* Given task:
Could you transcribe the material below exactly, without leaving out a single line?

Items listed in a dataset:
## START
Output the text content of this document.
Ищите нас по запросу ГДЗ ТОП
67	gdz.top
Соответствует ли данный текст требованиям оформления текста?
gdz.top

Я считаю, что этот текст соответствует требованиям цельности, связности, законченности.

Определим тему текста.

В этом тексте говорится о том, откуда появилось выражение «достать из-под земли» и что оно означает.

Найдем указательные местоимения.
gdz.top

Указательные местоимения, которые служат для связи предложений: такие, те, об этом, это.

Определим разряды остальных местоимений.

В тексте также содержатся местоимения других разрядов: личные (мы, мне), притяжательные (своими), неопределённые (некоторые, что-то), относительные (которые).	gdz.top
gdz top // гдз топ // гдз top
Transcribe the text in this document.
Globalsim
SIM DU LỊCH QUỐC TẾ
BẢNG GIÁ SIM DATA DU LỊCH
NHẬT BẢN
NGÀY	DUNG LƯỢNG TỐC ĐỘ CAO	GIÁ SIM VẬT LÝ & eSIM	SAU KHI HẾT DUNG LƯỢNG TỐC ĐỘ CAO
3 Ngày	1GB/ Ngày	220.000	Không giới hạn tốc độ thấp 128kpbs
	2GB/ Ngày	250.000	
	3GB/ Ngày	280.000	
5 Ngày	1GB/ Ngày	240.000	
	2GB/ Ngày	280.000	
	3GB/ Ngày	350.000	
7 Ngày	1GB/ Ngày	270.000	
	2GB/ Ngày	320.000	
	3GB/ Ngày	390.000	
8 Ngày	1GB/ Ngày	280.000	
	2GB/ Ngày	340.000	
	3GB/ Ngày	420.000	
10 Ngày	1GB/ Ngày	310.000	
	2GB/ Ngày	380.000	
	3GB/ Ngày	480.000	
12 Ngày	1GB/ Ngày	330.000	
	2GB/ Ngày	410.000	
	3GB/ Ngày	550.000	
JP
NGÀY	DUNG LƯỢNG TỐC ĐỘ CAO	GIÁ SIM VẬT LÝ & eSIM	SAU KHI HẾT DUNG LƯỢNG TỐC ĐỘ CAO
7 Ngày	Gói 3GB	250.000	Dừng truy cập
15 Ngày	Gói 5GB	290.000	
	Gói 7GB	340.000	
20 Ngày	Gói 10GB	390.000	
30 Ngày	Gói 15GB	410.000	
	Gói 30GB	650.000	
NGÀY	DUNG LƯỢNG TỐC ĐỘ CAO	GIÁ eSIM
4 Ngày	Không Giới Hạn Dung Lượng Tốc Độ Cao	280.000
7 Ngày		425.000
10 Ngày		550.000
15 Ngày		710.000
## END
* Final result:
Output the text content of this document.
Ищите нас по запросу ГДЗ ТОП
67	gdz.top
Соответствует ли данный текст требованиям оформления текста?
gdz.top

Я считаю, что этот текст соответствует требованиям цельности, связности, законченности.

Определим тему текста.

В этом тексте говорится о том, откуда появилось выражение «достать из-под земли» и что оно означает.

Найдем указательные местоимения.
gdz.top

Указательные местоимения, которые служат для связи предложений: такие, те, об этом, это.

Определим разряды остальных местоимений.

В тексте также содержатся местоимения других разрядов: личные (мы, мне), притяжательные (своими), неопределённые (некоторые, что-то), относительные (которые).	gdz.top
gdz top // гдз топ // гдз top
Transcribe the text in this document.
Globalsim
SIM DU LỊCH QUỐC TẾ
BẢNG GIÁ SIM DATA DU LỊCH
NHẬT BẢN
NGÀY	DUNG LƯỢNG TỐC ĐỘ CAO	GIÁ SIM VẬT LÝ & eSIM	SAU KHI HẾT DUNG LƯỢNG TỐC ĐỘ CAO
3 Ngày	1GB/ Ngày	220.000	Không giới hạn tốc độ thấp 128kpbs
	2GB/ Ngày	250.000	
	3GB/ Ngày	280.000	
5 Ngày	1GB/ Ngày	240.000	
	2GB/ Ngày	280.000	
	3GB/ Ngày	350.000	
7 Ngày	1GB/ Ngày	270.000	
	2GB/ Ngày	320.000	
	3GB/ Ngày	390.000	
8 Ngày	1GB/ Ngày	280.000	
	2GB/ Ngày	340.000	
	3GB/ Ngày	420.000	
10 Ngày	1GB/ Ngày	310.000	
	2GB/ Ngày	380.000	
	3GB/ Ngày	480.000	
12 Ngày	1GB/ Ngày	330.000	
	2GB/ Ngày	410.000	
	3GB/ Ngày	550.000	
JP
NGÀY	DUNG LƯỢNG TỐC ĐỘ CAO	GIÁ SIM VẬT LÝ & eSIM	SAU KHI HẾT DUNG LƯỢNG TỐC ĐỘ CAO
7 Ngày	Gói 3GB	250.000	Dừng truy cập
15 Ngày	Gói 5GB	290.000	
	Gói 7GB	340.000	
20 Ngày	Gói 10GB	390.000	
30 Ngày	Gói 15GB	410.000	
	Gói 30GB	650.000	
NGÀY	DUNG LƯỢNG TỐC ĐỘ CAO	GIÁ eSIM
4 Ngày	Không Giới Hạn Dung Lượng Tốc Độ Cao	280.000
7 Ngày		425.000
10 Ngày		550.000
15 Ngày		710.000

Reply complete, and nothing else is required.